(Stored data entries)
____________

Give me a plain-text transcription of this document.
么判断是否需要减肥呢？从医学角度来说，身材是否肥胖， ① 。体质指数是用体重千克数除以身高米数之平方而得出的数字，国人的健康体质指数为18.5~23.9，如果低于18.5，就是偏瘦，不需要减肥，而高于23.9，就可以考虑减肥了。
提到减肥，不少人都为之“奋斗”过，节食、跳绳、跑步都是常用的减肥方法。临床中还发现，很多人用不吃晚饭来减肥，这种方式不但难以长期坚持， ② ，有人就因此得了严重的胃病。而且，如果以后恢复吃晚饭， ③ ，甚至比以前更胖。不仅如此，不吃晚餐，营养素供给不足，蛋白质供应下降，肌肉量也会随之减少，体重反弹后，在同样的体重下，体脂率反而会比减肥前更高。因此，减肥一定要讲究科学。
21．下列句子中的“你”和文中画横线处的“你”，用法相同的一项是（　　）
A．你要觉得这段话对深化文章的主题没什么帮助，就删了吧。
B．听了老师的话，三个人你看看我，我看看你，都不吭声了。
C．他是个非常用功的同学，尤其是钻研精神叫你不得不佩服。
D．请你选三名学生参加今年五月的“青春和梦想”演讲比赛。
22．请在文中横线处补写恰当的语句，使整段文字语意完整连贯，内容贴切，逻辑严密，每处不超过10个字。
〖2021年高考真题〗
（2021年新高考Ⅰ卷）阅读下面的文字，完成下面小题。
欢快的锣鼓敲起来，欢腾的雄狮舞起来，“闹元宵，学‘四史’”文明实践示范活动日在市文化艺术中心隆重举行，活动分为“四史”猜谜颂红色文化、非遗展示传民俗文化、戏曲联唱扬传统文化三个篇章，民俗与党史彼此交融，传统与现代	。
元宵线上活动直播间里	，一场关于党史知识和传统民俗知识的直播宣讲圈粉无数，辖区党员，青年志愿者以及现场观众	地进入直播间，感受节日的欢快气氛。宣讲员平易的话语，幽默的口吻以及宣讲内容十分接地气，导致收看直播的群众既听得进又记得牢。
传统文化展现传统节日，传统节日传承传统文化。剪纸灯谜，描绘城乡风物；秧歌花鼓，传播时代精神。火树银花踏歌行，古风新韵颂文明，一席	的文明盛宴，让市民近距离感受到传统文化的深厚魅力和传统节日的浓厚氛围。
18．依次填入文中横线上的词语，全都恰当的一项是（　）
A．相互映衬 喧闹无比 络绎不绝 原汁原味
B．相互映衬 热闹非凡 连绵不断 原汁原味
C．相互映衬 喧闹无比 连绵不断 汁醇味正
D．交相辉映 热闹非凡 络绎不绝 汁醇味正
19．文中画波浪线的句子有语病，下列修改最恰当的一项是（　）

____________

### OBJECTIVE
Write out the data again, exactly and in full.

### TASK RESULT
Give me a plain-text transcription of this document.
么判断是否需要减肥呢？从医学角度来说，身材是否肥胖， ① 。体质指数是用体重千克数除以身高米数之平方而得出的数字，国人的健康体质指数为18.5~23.9，如果低于18.5，就是偏瘦，不需要减肥，而高于23.9，就可以考虑减肥了。
提到减肥，不少人都为之“奋斗”过，节食、跳绳、跑步都是常用的减肥方法。临床中还发现，很多人用不吃晚饭来减肥，这种方式不但难以长期坚持， ② ，有人就因此得了严重的胃病。而且，如果以后恢复吃晚饭， ③ ，甚至比以前更胖。不仅如此，不吃晚餐，营养素供给不足，蛋白质供应下降，肌肉量也会随之减少，体重反弹后，在同样的体重下，体脂率反而会比减肥前更高。因此，减肥一定要讲究科学。
21．下列句子中的“你”和文中画横线处的“你”，用法相同的一项是（　　）
A．你要觉得这段话对深化文章的主题没什么帮助，就删了吧。
B．听了老师的话，三个人你看看我，我看看你，都不吭声了。
C．他是个非常用功的同学，尤其是钻研精神叫你不得不佩服。
D．请你选三名学生参加今年五月的“青春和梦想”演讲比赛。
22．请在文中横线处补写恰当的语句，使整段文字语意完整连贯，内容贴切，逻辑严密，每处不超过10个字。
〖2021年高考真题〗
（2021年新高考Ⅰ卷）阅读下面的文字，完成下面小题。
欢快的锣鼓敲起来，欢腾的雄狮舞起来，“闹元宵，学‘四史’”文明实践示范活动日在市文化艺术中心隆重举行，活动分为“四史”猜谜颂红色文化、非遗展示传民俗文化、戏曲联唱扬传统文化三个篇章，民俗与党史彼此交融，传统与现代	。
元宵线上活动直播间里	，一场关于党史知识和传统民俗知识的直播宣讲圈粉无数，辖区党员，青年志愿者以及现场观众	地进入直播间，感受节日的欢快气氛。宣讲员平易的话语，幽默的口吻以及宣讲内容十分接地气，导致收看直播的群众既听得进又记得牢。
传统文化展现传统节日，传统节日传承传统文化。剪纸灯谜，描绘城乡风物；秧歌花鼓，传播时代精神。火树银花踏歌行，古风新韵颂文明，一席	的文明盛宴，让市民近距离感受到传统文化的深厚魅力和传统节日的浓厚氛围。
18．依次填入文中横线上的词语，全都恰当的一项是（　）
A．相互映衬 喧闹无比 络绎不绝 原汁原味
B．相互映衬 热闹非凡 连绵不断 原汁原味
C．相互映衬 喧闹无比 连绵不断 汁醇味正
D．交相辉映 热闹非凡 络绎不绝 汁醇味正
19．文中画波浪线的句子有语病，下列修改最恰当的一项是（　）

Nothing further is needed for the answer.